Convert the records starting at the line that contains "Patent image size: (956, 1402)." and ending after the line that contains "The objective lens 112 is at (533, 643)." into a Markdown table with the columns No. and Entry. Give each row a number and omit blank lines.
======== Data for the task
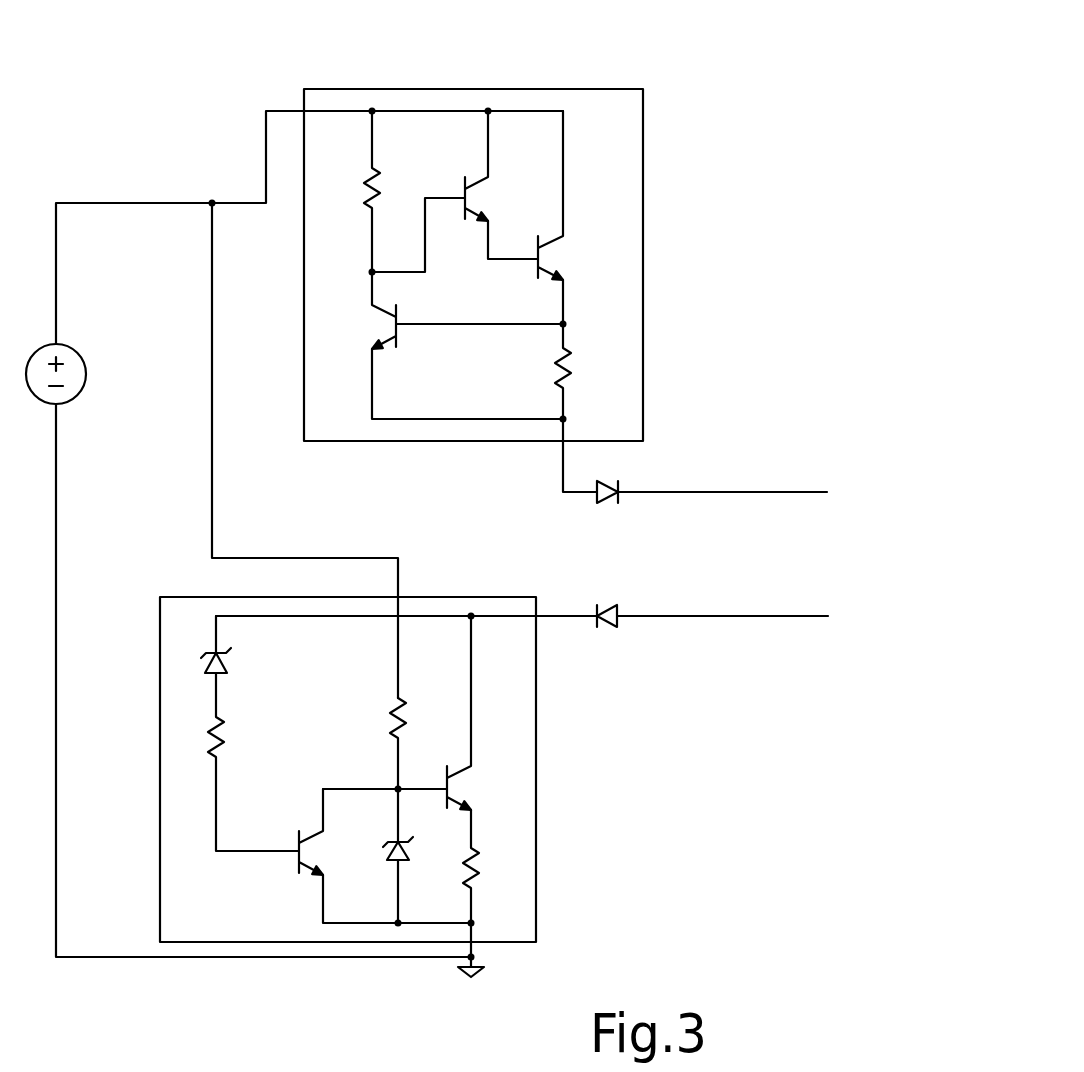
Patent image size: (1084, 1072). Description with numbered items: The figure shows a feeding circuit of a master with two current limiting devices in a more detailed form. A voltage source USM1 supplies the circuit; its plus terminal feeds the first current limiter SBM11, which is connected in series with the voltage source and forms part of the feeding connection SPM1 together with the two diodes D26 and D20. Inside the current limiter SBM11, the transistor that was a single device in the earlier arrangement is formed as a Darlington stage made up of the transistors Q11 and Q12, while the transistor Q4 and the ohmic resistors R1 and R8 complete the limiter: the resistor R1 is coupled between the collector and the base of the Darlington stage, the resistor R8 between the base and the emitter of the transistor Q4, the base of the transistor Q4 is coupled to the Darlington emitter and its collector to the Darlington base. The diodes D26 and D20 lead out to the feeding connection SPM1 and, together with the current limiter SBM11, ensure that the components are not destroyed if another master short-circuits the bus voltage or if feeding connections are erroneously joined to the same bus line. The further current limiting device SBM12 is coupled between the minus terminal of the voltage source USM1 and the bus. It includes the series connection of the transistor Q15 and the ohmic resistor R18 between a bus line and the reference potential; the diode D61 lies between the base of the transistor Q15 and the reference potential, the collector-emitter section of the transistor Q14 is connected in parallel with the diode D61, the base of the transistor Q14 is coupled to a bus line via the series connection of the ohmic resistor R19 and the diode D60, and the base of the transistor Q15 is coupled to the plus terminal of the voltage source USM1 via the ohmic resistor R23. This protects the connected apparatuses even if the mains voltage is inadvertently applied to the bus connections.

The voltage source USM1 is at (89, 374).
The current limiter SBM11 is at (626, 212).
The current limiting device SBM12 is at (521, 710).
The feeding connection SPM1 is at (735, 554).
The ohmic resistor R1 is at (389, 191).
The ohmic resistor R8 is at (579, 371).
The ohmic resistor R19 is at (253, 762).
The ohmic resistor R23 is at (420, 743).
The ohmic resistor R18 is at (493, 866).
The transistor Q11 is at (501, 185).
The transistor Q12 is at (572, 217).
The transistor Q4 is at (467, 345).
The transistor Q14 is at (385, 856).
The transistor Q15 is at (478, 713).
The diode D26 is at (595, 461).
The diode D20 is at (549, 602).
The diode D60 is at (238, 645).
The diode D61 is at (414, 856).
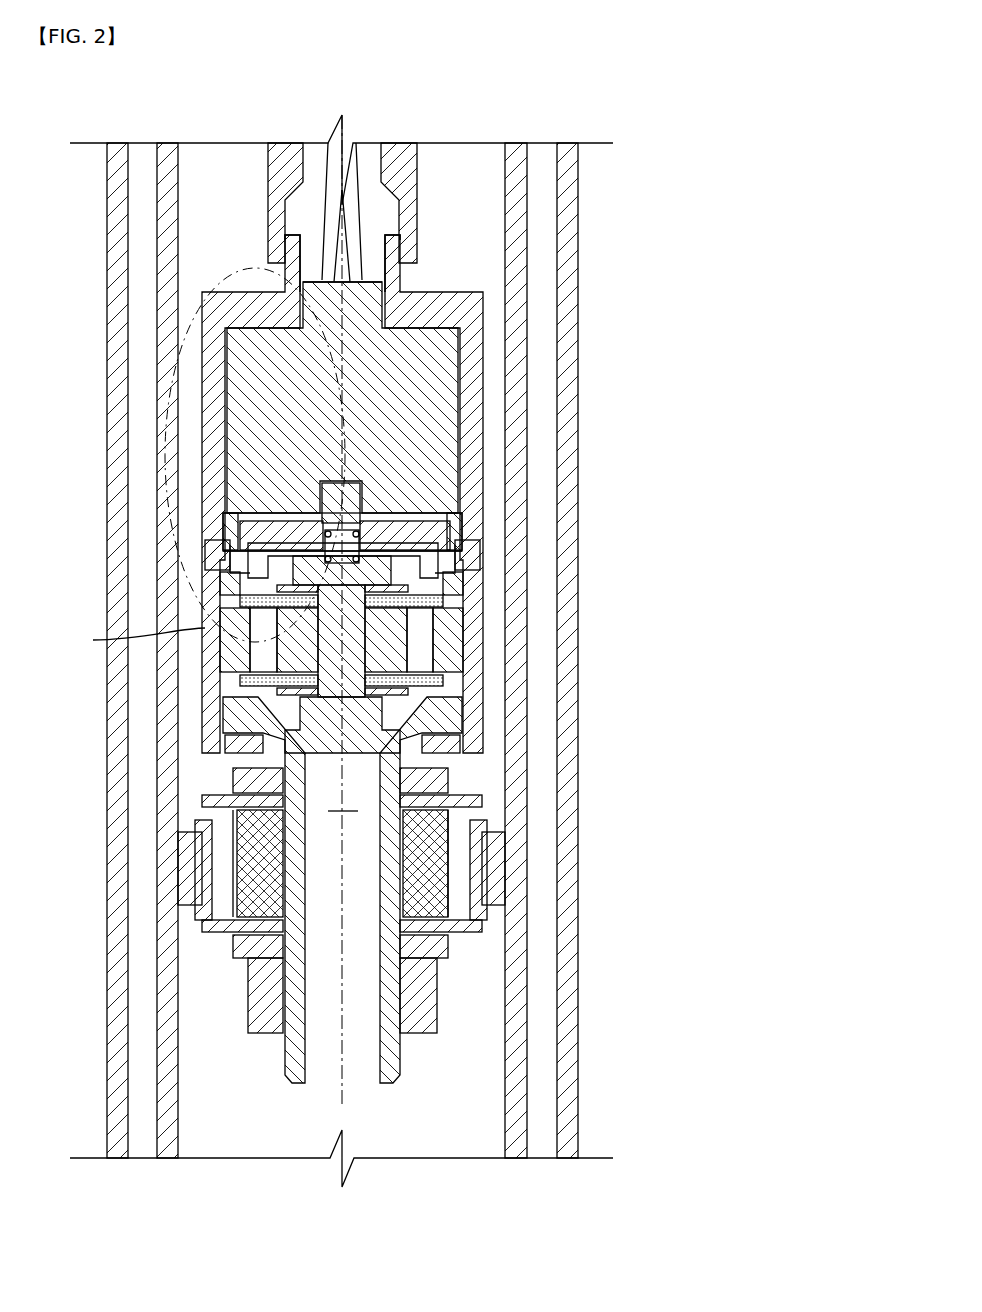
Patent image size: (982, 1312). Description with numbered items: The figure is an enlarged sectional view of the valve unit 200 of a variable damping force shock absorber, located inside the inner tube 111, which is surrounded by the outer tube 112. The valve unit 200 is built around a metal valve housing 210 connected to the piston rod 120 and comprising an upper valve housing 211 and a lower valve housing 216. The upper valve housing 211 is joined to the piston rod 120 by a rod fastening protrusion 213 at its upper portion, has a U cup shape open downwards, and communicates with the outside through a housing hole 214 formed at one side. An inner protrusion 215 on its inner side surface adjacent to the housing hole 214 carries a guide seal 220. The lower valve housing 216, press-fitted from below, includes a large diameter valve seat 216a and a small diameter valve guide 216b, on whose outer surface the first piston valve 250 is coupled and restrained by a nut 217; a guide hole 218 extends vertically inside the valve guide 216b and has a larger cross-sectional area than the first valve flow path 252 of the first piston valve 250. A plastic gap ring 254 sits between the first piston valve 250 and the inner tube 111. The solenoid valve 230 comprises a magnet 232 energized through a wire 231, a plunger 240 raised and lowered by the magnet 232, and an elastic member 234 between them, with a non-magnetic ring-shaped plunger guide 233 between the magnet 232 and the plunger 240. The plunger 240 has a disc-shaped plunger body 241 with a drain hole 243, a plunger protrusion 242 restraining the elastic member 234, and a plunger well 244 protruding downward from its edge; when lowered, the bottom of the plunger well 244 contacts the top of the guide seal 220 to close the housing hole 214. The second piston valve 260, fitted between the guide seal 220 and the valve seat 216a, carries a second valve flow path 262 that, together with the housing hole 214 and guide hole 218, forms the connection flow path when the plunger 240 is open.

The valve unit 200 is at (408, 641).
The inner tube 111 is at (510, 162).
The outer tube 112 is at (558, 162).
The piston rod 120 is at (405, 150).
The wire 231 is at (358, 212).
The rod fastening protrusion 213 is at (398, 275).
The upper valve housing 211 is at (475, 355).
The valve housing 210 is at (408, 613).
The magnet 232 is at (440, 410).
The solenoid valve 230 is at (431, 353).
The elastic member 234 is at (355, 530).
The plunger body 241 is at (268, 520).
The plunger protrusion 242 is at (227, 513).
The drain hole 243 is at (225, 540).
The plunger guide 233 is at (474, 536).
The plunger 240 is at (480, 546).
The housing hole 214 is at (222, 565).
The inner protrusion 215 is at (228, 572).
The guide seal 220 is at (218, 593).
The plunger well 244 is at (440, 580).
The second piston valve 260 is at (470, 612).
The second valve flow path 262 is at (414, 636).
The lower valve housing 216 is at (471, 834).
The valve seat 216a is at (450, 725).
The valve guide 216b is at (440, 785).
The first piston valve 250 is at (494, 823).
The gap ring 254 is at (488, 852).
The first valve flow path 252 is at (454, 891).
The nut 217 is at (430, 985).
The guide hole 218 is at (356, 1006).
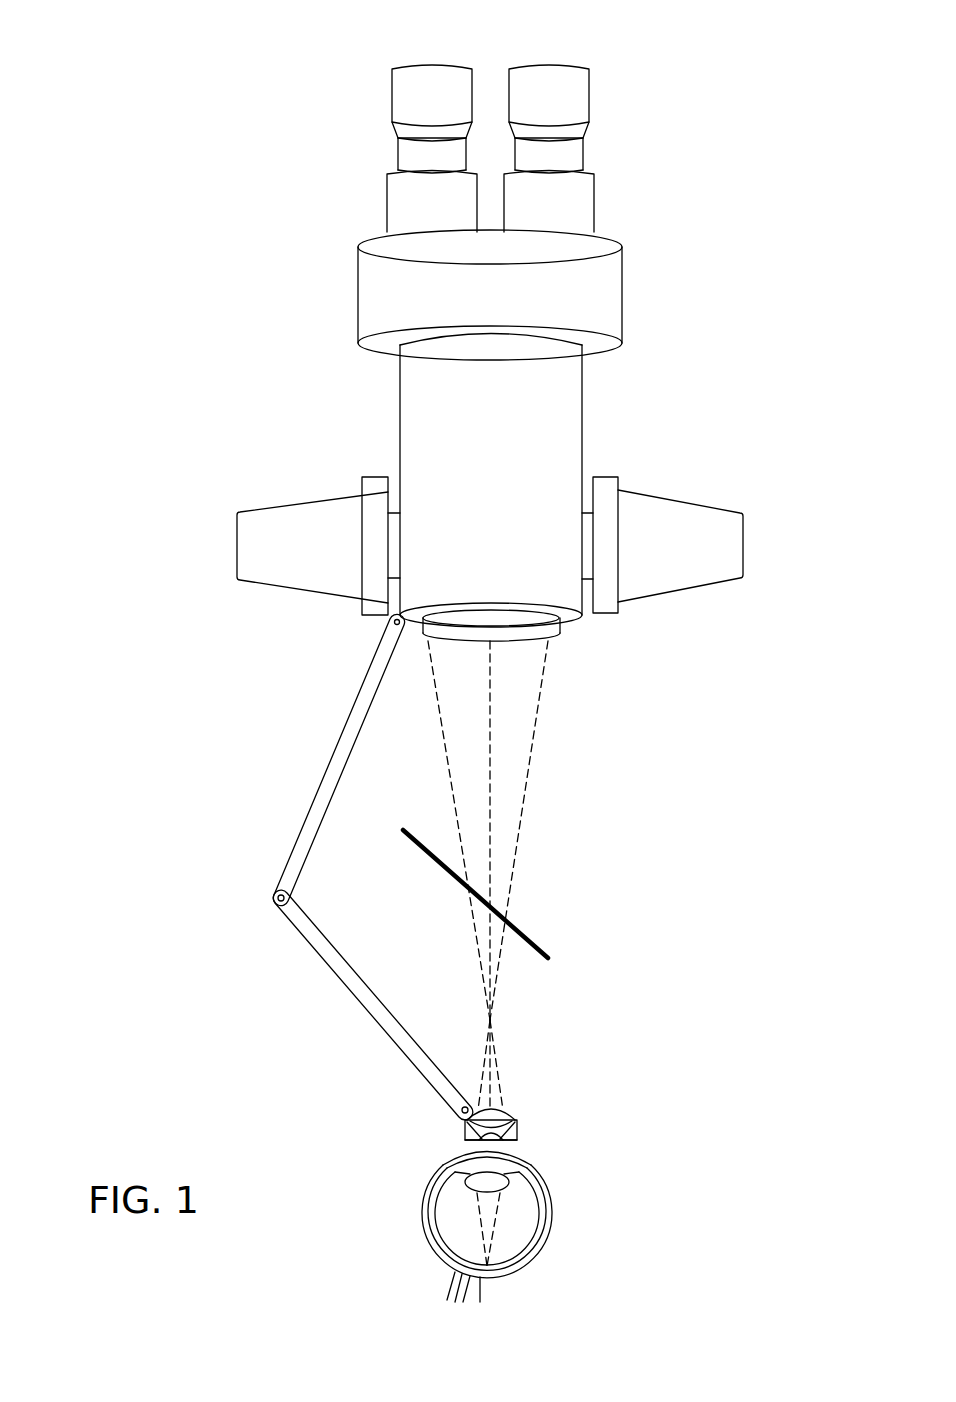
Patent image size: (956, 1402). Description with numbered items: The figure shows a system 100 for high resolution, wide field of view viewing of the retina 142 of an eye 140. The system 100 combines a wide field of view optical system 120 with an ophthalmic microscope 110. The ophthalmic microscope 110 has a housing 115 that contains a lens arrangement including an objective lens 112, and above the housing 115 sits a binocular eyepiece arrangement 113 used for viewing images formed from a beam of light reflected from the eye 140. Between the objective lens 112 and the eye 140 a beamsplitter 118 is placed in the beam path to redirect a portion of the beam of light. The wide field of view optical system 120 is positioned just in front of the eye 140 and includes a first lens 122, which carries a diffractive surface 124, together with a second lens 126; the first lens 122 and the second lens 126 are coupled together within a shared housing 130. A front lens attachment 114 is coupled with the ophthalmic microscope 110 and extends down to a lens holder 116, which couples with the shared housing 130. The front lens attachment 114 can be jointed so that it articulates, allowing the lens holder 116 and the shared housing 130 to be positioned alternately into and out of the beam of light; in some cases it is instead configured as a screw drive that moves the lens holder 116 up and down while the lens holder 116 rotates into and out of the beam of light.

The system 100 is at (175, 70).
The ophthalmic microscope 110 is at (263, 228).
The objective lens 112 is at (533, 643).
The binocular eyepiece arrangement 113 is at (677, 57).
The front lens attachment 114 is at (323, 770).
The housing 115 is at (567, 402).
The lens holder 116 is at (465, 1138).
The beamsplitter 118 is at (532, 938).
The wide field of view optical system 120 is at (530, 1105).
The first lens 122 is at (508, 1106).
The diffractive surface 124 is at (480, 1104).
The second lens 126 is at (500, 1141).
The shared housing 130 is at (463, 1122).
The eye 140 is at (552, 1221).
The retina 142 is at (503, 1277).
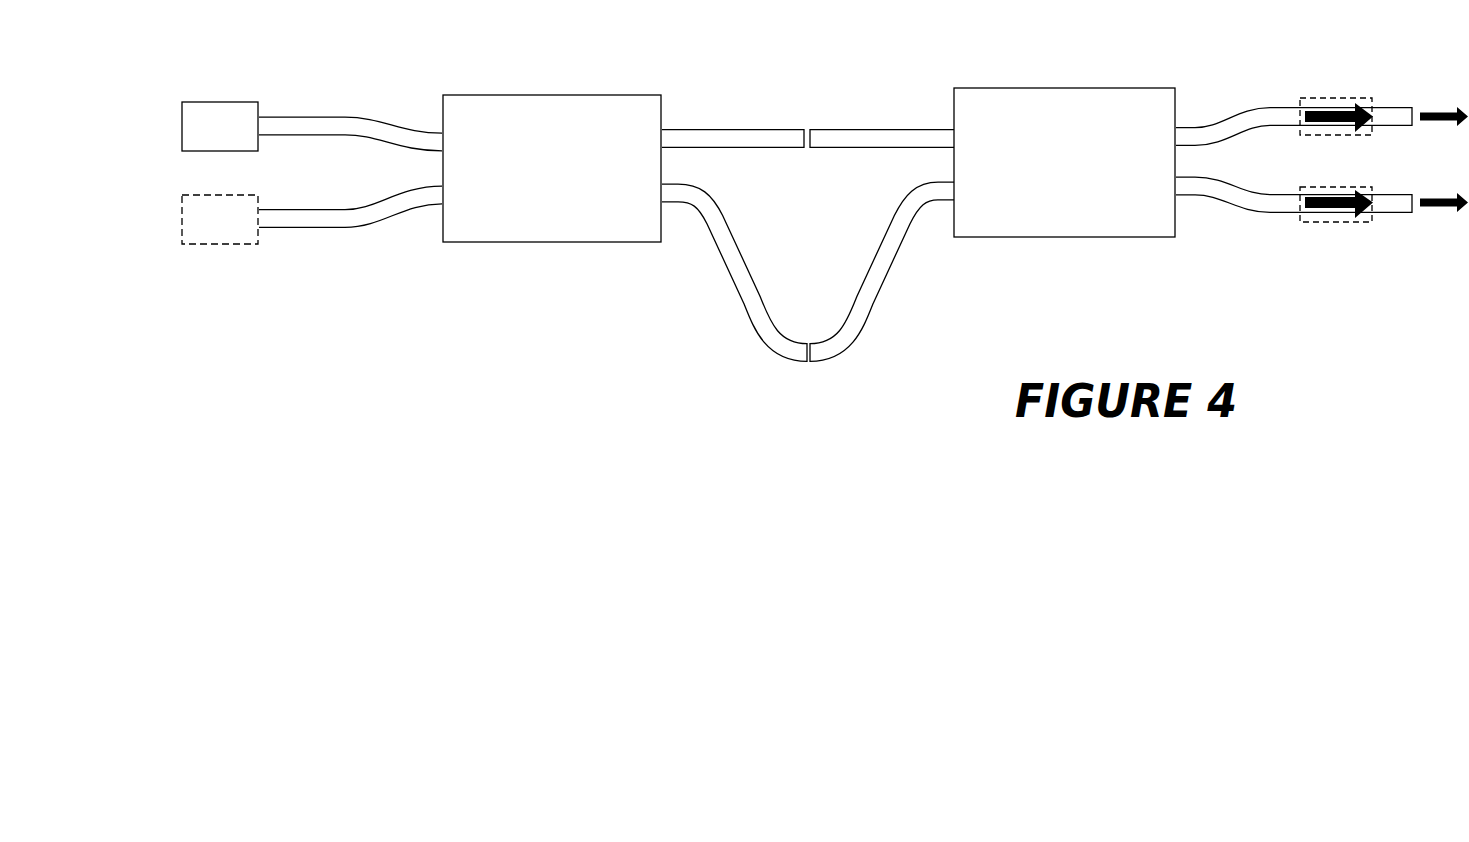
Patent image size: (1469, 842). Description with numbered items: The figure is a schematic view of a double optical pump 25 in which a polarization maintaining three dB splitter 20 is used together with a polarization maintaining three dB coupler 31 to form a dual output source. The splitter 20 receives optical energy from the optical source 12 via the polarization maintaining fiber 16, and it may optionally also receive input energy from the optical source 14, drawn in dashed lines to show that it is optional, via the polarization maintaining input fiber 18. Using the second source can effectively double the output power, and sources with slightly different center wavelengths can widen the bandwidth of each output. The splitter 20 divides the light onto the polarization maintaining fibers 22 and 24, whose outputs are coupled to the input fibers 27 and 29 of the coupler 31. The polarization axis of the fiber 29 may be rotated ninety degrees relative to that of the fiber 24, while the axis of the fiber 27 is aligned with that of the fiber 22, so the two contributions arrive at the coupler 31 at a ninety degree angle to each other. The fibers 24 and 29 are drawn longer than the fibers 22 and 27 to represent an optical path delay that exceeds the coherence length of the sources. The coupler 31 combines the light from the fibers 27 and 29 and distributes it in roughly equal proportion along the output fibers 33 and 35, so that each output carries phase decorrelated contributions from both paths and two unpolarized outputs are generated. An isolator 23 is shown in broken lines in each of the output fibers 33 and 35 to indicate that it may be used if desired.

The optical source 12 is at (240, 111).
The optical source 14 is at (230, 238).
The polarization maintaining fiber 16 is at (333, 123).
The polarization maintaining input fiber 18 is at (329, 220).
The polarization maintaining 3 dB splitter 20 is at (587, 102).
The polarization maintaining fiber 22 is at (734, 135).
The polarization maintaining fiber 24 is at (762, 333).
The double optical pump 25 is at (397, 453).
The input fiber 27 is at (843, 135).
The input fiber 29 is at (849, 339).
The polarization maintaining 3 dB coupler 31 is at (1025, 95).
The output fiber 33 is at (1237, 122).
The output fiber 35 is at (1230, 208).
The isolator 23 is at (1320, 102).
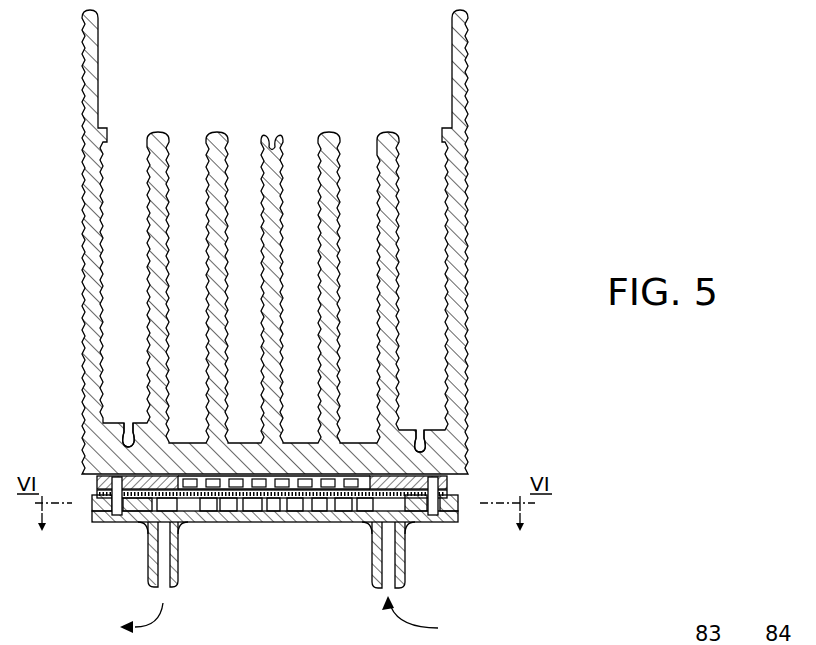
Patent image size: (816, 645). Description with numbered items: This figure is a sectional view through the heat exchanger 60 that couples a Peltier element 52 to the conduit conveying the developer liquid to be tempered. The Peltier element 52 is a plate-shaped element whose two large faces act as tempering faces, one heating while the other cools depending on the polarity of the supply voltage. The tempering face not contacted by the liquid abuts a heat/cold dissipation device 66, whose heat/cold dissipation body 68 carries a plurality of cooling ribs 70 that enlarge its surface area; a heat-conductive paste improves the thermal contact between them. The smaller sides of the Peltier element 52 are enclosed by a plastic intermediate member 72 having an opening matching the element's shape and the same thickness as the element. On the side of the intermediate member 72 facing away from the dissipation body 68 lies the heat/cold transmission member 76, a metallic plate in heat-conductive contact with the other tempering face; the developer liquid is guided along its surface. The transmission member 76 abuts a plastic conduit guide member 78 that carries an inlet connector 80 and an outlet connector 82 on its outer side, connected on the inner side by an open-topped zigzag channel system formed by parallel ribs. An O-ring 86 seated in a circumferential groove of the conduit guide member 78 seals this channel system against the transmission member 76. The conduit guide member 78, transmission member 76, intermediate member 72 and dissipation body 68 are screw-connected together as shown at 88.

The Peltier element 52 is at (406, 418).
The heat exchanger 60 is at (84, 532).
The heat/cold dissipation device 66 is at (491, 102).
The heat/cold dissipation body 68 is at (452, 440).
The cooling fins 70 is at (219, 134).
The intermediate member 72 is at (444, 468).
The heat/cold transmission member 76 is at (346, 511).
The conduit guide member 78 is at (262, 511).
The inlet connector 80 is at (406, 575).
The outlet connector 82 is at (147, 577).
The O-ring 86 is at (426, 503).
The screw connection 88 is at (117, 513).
================
Written response ->
| No. | Entry |
|---|---|
| 1 | Patent image size: (956, 1402). Description with numbered items: The figure shows a system 100 for high resolution, wide field of view viewing of the retina 142 of an eye 140. The system 100 combines a wide field of view optical system 120 with an ophthalmic microscope 110. The ophthalmic microscope 110 has a housing 115 that contains a lens arrangement including an objective lens 112, and above the housing 115 sits a binocular eyepiece arrangement 113 used for viewing images formed from a beam of light reflected from the eye 140. Between the objective lens 112 and the eye 140 a beamsplitter 118 is placed in the beam path to redirect a portion of the beam of light. The wide field of view optical system 120 is positioned just in front of the eye 140 and includes a first lens 122, which carries a diffractive surface 124, together with a second lens 126; the first lens 122 and the second lens 126 are coupled together within a shared housing 130. A front lens attachment 114 is coupled with the ophthalmic microscope 110 and extends down to a lens holder 116, which couples with the shared housing 130. The front lens attachment 114 can be jointed so that it articulates, allowing the lens holder 116 and the shared housing 130 to be positioned alternately into and out of the beam of light; in some cases it is instead configured as a screw drive that moves the lens holder 116 up and down while the lens holder 116 rotates into and out of the beam of light. |
| 2 | The system 100 is at (175, 70). |
| 3 | The ophthalmic microscope 110 is at (263, 228). |
| 4 | The objective lens 112 is at (533, 643). |